### Data section
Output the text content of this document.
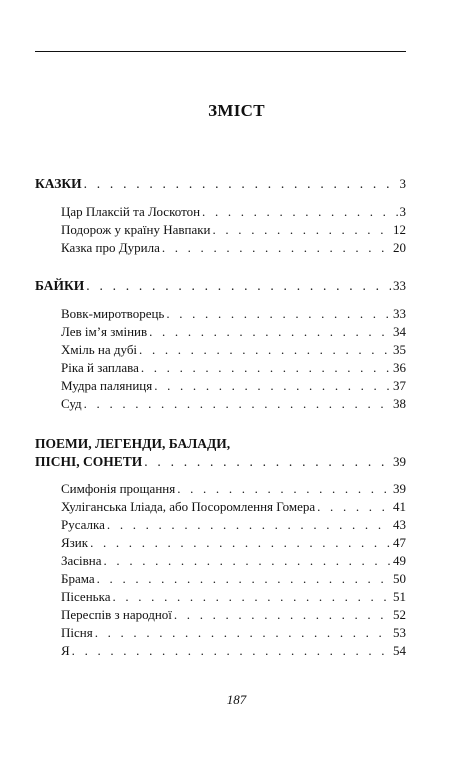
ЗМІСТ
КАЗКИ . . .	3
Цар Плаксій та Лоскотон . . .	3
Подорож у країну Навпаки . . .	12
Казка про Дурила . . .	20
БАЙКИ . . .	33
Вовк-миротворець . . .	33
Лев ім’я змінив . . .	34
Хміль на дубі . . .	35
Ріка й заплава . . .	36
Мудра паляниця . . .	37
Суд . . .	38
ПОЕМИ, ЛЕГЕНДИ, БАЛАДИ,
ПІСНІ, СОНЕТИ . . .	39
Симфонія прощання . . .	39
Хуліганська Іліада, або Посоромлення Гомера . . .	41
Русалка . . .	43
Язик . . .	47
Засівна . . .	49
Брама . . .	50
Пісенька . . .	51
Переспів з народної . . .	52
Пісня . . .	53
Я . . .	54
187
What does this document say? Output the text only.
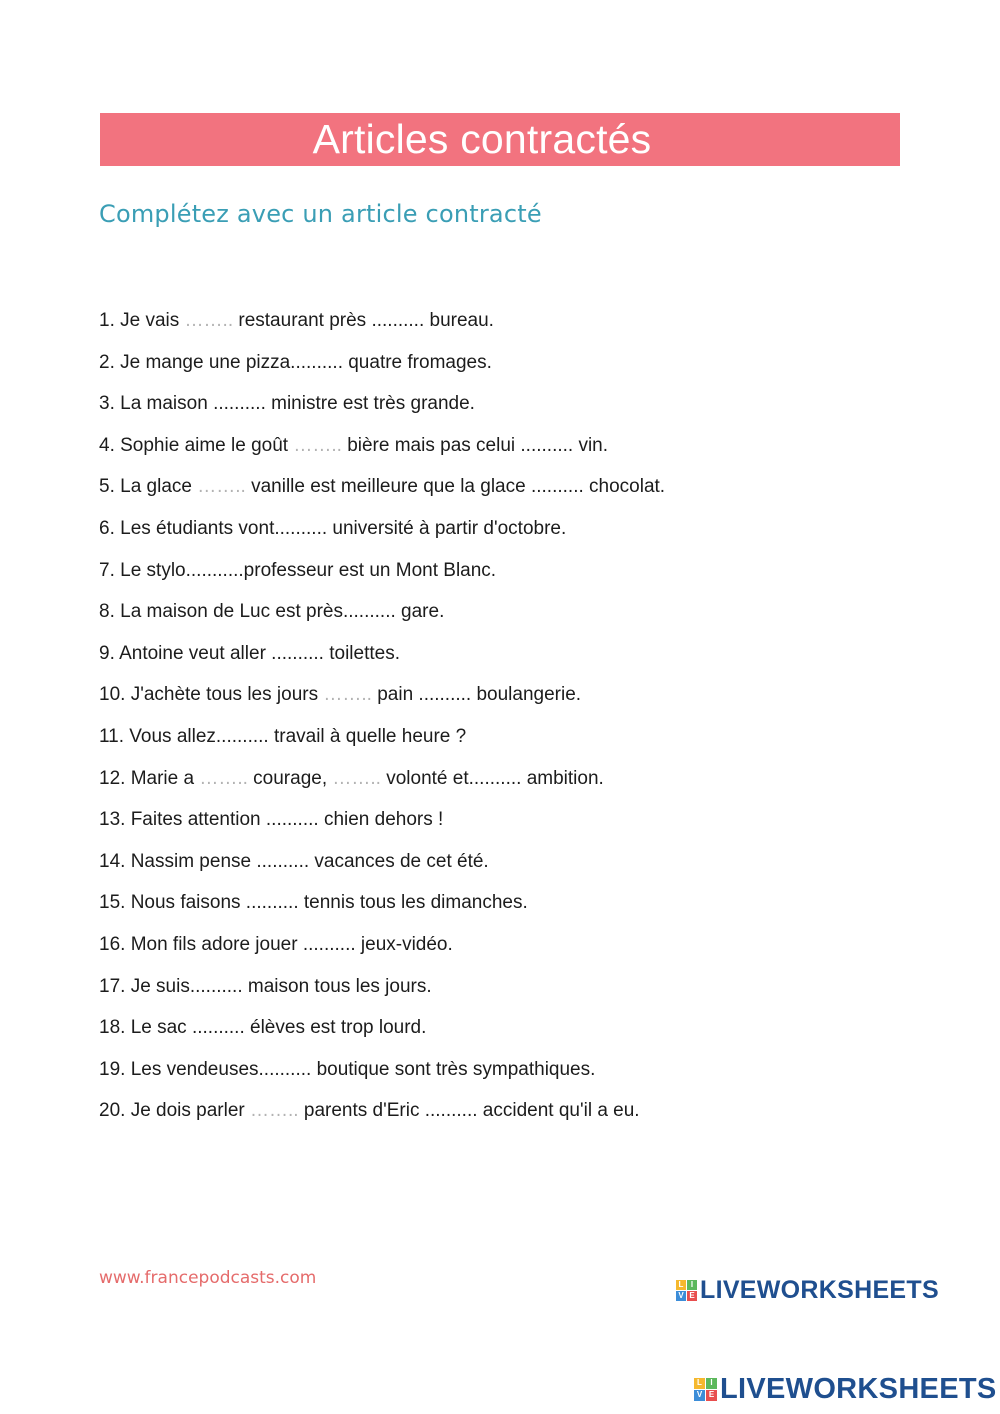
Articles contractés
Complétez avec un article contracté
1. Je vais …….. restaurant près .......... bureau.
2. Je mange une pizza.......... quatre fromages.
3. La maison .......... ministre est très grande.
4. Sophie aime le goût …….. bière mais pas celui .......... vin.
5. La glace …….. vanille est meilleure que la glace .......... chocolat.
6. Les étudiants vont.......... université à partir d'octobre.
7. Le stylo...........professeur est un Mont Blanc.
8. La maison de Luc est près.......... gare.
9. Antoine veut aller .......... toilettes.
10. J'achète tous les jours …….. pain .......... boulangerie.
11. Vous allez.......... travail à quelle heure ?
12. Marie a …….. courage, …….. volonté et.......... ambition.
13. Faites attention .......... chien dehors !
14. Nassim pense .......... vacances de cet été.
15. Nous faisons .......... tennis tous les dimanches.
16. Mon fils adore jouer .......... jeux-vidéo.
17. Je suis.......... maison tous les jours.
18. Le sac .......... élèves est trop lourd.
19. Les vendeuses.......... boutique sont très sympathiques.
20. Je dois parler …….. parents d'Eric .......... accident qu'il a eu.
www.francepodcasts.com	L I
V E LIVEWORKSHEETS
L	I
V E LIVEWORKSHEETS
...
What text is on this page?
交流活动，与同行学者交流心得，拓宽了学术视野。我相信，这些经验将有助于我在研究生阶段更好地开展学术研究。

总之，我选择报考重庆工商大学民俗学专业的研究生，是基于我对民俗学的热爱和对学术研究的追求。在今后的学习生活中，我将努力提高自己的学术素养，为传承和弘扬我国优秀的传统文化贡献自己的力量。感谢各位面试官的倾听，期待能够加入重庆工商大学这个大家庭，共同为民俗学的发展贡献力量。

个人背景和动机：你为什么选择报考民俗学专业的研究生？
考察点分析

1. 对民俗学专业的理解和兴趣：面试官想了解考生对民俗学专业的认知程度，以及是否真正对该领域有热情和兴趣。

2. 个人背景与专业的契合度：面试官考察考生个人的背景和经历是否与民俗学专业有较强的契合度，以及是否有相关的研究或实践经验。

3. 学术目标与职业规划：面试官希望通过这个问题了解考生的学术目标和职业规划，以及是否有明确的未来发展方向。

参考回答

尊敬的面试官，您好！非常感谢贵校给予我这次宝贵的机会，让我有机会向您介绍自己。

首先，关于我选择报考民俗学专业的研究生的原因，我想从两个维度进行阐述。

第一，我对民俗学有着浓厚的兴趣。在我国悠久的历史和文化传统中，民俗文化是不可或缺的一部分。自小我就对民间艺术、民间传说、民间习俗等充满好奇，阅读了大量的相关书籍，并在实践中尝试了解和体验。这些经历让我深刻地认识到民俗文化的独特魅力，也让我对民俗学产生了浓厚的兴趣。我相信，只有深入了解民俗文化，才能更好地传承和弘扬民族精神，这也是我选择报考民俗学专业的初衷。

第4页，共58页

### To be done
Identify the lines in the records above that contain the word "jours", then state how many there are and nothing more.

### Correct result
2